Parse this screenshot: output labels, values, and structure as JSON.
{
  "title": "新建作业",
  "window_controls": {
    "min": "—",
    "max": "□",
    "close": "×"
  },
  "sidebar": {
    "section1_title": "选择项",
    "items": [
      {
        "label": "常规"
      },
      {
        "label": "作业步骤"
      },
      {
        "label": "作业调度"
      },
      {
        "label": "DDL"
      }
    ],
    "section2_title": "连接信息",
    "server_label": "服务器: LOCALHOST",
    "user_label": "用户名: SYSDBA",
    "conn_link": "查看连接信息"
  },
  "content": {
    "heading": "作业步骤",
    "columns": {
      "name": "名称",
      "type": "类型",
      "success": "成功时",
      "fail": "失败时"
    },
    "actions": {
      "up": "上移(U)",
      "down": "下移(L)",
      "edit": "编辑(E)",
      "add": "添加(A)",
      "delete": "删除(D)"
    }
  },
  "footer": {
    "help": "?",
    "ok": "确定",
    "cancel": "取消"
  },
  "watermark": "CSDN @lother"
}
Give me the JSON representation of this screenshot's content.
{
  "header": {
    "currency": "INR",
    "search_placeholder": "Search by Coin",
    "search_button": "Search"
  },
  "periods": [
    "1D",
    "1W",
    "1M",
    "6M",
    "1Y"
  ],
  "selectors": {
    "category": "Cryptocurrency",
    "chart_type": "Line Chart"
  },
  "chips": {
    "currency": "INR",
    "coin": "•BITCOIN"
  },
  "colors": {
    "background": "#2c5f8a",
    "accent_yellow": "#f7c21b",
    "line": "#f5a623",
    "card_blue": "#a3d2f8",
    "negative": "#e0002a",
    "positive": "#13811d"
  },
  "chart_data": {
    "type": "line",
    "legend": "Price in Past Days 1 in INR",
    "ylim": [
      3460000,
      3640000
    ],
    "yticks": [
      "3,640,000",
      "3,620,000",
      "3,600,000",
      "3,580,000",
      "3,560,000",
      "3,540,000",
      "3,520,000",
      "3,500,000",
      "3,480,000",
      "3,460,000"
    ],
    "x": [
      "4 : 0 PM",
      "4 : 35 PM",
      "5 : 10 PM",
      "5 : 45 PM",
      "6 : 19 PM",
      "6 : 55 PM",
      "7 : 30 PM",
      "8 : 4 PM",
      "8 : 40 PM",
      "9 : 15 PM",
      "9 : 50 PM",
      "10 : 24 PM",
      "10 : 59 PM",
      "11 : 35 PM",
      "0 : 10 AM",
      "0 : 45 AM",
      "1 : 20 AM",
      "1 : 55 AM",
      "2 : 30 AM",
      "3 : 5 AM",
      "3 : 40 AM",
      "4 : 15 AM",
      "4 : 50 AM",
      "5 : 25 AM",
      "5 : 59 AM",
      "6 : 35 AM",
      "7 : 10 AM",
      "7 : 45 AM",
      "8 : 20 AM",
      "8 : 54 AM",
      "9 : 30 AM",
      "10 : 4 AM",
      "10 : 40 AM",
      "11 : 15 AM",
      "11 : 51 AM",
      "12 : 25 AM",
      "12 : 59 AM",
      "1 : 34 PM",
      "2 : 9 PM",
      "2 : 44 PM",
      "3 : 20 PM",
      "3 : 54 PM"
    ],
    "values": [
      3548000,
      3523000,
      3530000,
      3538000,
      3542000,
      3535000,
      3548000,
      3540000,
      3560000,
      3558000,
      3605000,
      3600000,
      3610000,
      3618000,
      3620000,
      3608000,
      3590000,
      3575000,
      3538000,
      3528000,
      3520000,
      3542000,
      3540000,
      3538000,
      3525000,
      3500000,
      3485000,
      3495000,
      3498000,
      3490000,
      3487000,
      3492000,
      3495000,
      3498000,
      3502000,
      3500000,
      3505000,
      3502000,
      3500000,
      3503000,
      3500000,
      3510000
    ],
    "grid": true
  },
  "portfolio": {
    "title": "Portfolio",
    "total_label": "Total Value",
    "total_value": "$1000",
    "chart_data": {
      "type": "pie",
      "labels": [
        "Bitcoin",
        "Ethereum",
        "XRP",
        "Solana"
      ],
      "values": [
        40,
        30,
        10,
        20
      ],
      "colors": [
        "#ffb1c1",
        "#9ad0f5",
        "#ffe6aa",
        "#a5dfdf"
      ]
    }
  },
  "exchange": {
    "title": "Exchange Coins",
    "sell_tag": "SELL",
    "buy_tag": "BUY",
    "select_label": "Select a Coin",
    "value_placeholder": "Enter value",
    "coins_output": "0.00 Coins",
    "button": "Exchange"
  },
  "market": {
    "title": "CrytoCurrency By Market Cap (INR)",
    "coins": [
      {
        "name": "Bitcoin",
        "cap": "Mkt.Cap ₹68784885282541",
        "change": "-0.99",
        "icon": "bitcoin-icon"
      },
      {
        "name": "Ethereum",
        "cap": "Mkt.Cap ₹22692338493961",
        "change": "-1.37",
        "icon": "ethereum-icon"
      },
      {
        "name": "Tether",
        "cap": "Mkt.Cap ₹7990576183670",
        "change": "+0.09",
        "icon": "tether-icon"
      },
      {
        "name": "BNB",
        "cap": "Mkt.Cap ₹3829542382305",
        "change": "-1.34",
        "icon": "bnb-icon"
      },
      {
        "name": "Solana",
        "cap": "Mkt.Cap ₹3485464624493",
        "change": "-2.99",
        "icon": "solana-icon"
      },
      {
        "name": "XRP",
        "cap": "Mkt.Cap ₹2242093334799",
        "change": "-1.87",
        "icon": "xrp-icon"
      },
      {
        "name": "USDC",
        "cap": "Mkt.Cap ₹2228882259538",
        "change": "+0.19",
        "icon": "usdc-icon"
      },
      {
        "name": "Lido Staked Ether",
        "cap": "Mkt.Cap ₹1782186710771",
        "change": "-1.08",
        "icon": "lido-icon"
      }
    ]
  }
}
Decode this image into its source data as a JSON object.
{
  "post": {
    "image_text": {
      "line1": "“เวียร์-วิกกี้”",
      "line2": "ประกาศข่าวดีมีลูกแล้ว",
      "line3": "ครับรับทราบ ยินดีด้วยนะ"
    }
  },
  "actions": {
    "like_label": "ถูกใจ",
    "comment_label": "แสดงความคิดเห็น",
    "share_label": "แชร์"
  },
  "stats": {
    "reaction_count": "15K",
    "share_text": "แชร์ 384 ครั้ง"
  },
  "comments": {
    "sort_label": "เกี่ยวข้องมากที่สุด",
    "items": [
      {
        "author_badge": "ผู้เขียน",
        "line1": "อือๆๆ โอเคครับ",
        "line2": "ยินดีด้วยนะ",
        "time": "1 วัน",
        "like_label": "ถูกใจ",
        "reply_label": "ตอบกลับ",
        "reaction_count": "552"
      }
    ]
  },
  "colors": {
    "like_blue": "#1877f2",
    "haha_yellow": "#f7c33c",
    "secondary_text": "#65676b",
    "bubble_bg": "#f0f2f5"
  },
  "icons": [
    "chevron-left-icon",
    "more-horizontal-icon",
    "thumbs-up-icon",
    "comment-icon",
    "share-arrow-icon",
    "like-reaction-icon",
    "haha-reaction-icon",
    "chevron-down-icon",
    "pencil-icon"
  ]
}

= What you are asked to do =
Give an exact copy of all the data shown above.

= Worked answer =
Parse this screenshot: output labels, values, and structure as JSON.
{
  "title": "新建作业",
  "window_controls": {
    "min": "—",
    "max": "□",
    "close": "×"
  },
  "sidebar": {
    "section1_title": "选择项",
    "items": [
      {
        "label": "常规"
      },
      {
        "label": "作业步骤"
      },
      {
        "label": "作业调度"
      },
      {
        "label": "DDL"
      }
    ],
    "section2_title": "连接信息",
    "server_label": "服务器: LOCALHOST",
    "user_label": "用户名: SYSDBA",
    "conn_link": "查看连接信息"
  },
  "content": {
    "heading": "作业步骤",
    "columns": {
      "name": "名称",
      "type": "类型",
      "success": "成功时",
      "fail": "失败时"
    },
    "actions": {
      "up": "上移(U)",
      "down": "下移(L)",
      "edit": "编辑(E)",
      "add": "添加(A)",
      "delete": "删除(D)"
    }
  },
  "footer": {
    "help": "?",
    "ok": "确定",
    "cancel": "取消"
  },
  "watermark": "CSDN @lother"
}
Give me the JSON representation of this screenshot's content.
{
  "header": {
    "currency": "INR",
    "search_placeholder": "Search by Coin",
    "search_button": "Search"
  },
  "periods": [
    "1D",
    "1W",
    "1M",
    "6M",
    "1Y"
  ],
  "selectors": {
    "category": "Cryptocurrency",
    "chart_type": "Line Chart"
  },
  "chips": {
    "currency": "INR",
    "coin": "•BITCOIN"
  },
  "colors": {
    "background": "#2c5f8a",
    "accent_yellow": "#f7c21b",
    "line": "#f5a623",
    "card_blue": "#a3d2f8",
    "negative": "#e0002a",
    "positive": "#13811d"
  },
  "chart_data": {
    "type": "line",
    "legend": "Price in Past Days 1 in INR",
    "ylim": [
      3460000,
      3640000
    ],
    "yticks": [
      "3,640,000",
      "3,620,000",
      "3,600,000",
      "3,580,000",
      "3,560,000",
      "3,540,000",
      "3,520,000",
      "3,500,000",
      "3,480,000",
      "3,460,000"
    ],
    "x": [
      "4 : 0 PM",
      "4 : 35 PM",
      "5 : 10 PM",
      "5 : 45 PM",
      "6 : 19 PM",
      "6 : 55 PM",
      "7 : 30 PM",
      "8 : 4 PM",
      "8 : 40 PM",
      "9 : 15 PM",
      "9 : 50 PM",
      "10 : 24 PM",
      "10 : 59 PM",
      "11 : 35 PM",
      "0 : 10 AM",
      "0 : 45 AM",
      "1 : 20 AM",
      "1 : 55 AM",
      "2 : 30 AM",
      "3 : 5 AM",
      "3 : 40 AM",
      "4 : 15 AM",
      "4 : 50 AM",
      "5 : 25 AM",
      "5 : 59 AM",
      "6 : 35 AM",
      "7 : 10 AM",
      "7 : 45 AM",
      "8 : 20 AM",
      "8 : 54 AM",
      "9 : 30 AM",
      "10 : 4 AM",
      "10 : 40 AM",
      "11 : 15 AM",
      "11 : 51 AM",
      "12 : 25 AM",
      "12 : 59 AM",
      "1 : 34 PM",
      "2 : 9 PM",
      "2 : 44 PM",
      "3 : 20 PM",
      "3 : 54 PM"
    ],
    "values": [
      3548000,
      3523000,
      3530000,
      3538000,
      3542000,
      3535000,
      3548000,
      3540000,
      3560000,
      3558000,
      3605000,
      3600000,
      3610000,
      3618000,
      3620000,
      3608000,
      3590000,
      3575000,
      3538000,
      3528000,
      3520000,
      3542000,
      3540000,
      3538000,
      3525000,
      3500000,
      3485000,
      3495000,
      3498000,
      3490000,
      3487000,
      3492000,
      3495000,
      3498000,
      3502000,
      3500000,
      3505000,
      3502000,
      3500000,
      3503000,
      3500000,
      3510000
    ],
    "grid": true
  },
  "portfolio": {
    "title": "Portfolio",
    "total_label": "Total Value",
    "total_value": "$1000",
    "chart_data": {
      "type": "pie",
      "labels": [
        "Bitcoin",
        "Ethereum",
        "XRP",
        "Solana"
      ],
      "values": [
        40,
        30,
        10,
        20
      ],
      "colors": [
        "#ffb1c1",
        "#9ad0f5",
        "#ffe6aa",
        "#a5dfdf"
      ]
    }
  },
  "exchange": {
    "title": "Exchange Coins",
    "sell_tag": "SELL",
    "buy_tag": "BUY",
    "select_label": "Select a Coin",
    "value_placeholder": "Enter value",
    "coins_output": "0.00 Coins",
    "button": "Exchange"
  },
  "market": {
    "title": "CrytoCurrency By Market Cap (INR)",
    "coins": [
      {
        "name": "Bitcoin",
        "cap": "Mkt.Cap ₹68784885282541",
        "change": "-0.99",
        "icon": "bitcoin-icon"
      },
      {
        "name": "Ethereum",
        "cap": "Mkt.Cap ₹22692338493961",
        "change": "-1.37",
        "icon": "ethereum-icon"
      },
      {
        "name": "Tether",
        "cap": "Mkt.Cap ₹7990576183670",
        "change": "+0.09",
        "icon": "tether-icon"
      },
      {
        "name": "BNB",
        "cap": "Mkt.Cap ₹3829542382305",
        "change": "-1.34",
        "icon": "bnb-icon"
      },
      {
        "name": "Solana",
        "cap": "Mkt.Cap ₹3485464624493",
        "change": "-2.99",
        "icon": "solana-icon"
      },
      {
        "name": "XRP",
        "cap": "Mkt.Cap ₹2242093334799",
        "change": "-1.87",
        "icon": "xrp-icon"
      },
      {
        "name": "USDC",
        "cap": "Mkt.Cap ₹2228882259538",
        "change": "+0.19",
        "icon": "usdc-icon"
      },
      {
        "name": "Lido Staked Ether",
        "cap": "Mkt.Cap ₹1782186710771",
        "change": "-1.08",
        "icon": "lido-icon"
      }
    ]
  }
}
Decode this image into its source data as a JSON object.
{
  "post": {
    "image_text": {
      "line1": "“เวียร์-วิกกี้”",
      "line2": "ประกาศข่าวดีมีลูกแล้ว",
      "line3": "ครับรับทราบ ยินดีด้วยนะ"
    }
  },
  "actions": {
    "like_label": "ถูกใจ",
    "comment_label": "แสดงความคิดเห็น",
    "share_label": "แชร์"
  },
  "stats": {
    "reaction_count": "15K",
    "share_text": "แชร์ 384 ครั้ง"
  },
  "comments": {
    "sort_label": "เกี่ยวข้องมากที่สุด",
    "items": [
      {
        "author_badge": "ผู้เขียน",
        "line1": "อือๆๆ โอเคครับ",
        "line2": "ยินดีด้วยนะ",
        "time": "1 วัน",
        "like_label": "ถูกใจ",
        "reply_label": "ตอบกลับ",
        "reaction_count": "552"
      }
    ]
  },
  "colors": {
    "like_blue": "#1877f2",
    "haha_yellow": "#f7c33c",
    "secondary_text": "#65676b",
    "bubble_bg": "#f0f2f5"
  },
  "icons": [
    "chevron-left-icon",
    "more-horizontal-icon",
    "thumbs-up-icon",
    "comment-icon",
    "share-arrow-icon",
    "like-reaction-icon",
    "haha-reaction-icon",
    "chevron-down-icon",
    "pencil-icon"
  ]
}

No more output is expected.